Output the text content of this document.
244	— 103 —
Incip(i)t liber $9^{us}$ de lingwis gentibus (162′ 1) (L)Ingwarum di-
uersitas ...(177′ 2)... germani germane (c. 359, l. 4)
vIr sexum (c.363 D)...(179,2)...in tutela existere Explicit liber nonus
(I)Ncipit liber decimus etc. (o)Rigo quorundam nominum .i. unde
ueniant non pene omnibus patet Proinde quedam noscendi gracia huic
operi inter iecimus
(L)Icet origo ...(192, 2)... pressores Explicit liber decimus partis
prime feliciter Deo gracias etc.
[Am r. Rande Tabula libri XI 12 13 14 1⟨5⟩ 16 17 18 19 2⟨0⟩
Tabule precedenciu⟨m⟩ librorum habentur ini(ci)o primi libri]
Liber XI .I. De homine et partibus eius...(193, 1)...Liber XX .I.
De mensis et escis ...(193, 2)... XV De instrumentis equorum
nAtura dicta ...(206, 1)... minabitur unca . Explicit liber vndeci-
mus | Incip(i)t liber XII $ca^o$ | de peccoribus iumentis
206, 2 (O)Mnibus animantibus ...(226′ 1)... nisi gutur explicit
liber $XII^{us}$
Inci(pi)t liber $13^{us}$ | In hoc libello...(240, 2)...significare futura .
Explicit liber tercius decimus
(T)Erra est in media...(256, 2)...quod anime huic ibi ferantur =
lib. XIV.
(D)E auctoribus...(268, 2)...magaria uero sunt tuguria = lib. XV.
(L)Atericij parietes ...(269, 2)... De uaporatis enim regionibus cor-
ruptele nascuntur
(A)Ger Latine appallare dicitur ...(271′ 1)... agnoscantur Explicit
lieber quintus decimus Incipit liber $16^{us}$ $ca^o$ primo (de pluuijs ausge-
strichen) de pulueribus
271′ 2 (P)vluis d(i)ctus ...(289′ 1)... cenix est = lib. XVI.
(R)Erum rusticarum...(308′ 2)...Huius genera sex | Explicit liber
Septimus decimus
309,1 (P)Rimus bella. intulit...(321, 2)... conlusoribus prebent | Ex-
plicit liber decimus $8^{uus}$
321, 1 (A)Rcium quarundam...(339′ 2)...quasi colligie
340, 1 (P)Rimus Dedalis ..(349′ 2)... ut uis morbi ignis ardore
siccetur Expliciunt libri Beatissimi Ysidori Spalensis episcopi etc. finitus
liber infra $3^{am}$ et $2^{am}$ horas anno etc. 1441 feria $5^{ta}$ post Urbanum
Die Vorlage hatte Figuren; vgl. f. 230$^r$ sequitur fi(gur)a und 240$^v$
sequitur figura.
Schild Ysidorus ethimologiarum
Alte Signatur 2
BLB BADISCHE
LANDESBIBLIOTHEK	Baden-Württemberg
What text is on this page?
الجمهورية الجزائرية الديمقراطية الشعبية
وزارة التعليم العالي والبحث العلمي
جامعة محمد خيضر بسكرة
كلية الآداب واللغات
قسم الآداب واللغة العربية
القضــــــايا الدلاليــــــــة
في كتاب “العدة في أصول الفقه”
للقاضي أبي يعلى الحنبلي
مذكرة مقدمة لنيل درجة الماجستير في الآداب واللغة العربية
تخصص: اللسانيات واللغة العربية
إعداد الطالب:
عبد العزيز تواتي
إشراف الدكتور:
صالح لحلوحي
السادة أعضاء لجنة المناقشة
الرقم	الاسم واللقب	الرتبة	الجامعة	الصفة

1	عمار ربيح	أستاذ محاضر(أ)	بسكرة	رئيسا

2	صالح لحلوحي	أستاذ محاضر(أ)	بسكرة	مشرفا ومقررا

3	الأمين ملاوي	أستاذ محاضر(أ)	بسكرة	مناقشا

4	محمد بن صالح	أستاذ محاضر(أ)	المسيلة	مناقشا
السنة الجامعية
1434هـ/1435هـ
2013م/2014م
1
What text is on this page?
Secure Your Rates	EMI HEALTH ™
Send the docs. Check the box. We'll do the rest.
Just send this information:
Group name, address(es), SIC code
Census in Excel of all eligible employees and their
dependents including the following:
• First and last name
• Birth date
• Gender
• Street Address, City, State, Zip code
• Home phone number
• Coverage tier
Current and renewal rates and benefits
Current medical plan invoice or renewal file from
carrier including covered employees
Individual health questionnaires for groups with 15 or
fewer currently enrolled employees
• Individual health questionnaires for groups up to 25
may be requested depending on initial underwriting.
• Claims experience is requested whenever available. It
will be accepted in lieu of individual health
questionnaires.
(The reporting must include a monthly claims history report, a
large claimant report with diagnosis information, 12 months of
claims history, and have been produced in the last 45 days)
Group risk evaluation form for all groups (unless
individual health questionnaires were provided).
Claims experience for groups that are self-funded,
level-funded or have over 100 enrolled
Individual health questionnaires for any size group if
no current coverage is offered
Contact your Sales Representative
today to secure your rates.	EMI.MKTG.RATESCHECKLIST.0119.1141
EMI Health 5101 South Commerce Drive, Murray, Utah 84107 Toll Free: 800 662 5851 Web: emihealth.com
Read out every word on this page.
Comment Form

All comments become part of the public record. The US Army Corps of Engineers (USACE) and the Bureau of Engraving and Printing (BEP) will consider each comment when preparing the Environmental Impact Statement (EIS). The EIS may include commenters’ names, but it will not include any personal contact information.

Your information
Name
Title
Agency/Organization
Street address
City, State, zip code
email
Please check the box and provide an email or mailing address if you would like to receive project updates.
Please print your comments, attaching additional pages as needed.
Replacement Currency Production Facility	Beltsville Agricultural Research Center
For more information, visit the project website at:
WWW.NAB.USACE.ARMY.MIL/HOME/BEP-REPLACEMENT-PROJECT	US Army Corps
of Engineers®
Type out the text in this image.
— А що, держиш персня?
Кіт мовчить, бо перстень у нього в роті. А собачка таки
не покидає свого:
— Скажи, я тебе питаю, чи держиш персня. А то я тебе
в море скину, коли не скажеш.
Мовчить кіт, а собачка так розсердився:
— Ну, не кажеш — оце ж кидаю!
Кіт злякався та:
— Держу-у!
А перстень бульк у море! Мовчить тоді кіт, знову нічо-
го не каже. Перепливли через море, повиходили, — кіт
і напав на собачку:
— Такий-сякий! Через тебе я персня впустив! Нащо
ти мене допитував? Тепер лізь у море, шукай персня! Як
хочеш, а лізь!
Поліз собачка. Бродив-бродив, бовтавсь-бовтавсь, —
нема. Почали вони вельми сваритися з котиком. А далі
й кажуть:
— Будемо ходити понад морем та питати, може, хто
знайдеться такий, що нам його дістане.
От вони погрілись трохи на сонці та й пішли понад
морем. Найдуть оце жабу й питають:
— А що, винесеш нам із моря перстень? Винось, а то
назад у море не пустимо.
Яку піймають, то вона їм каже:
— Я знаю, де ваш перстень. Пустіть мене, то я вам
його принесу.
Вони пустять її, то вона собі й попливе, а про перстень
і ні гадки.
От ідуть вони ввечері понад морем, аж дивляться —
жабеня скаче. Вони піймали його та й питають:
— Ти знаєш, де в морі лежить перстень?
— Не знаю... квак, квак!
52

PROBLEM TO WORK ON:
Find each line with the string "лізь" and copy it out.

ANSWER BELOW:
ти мене допитував? Тепер лізь у море, шукай персня! Як
хочеш, а лізь!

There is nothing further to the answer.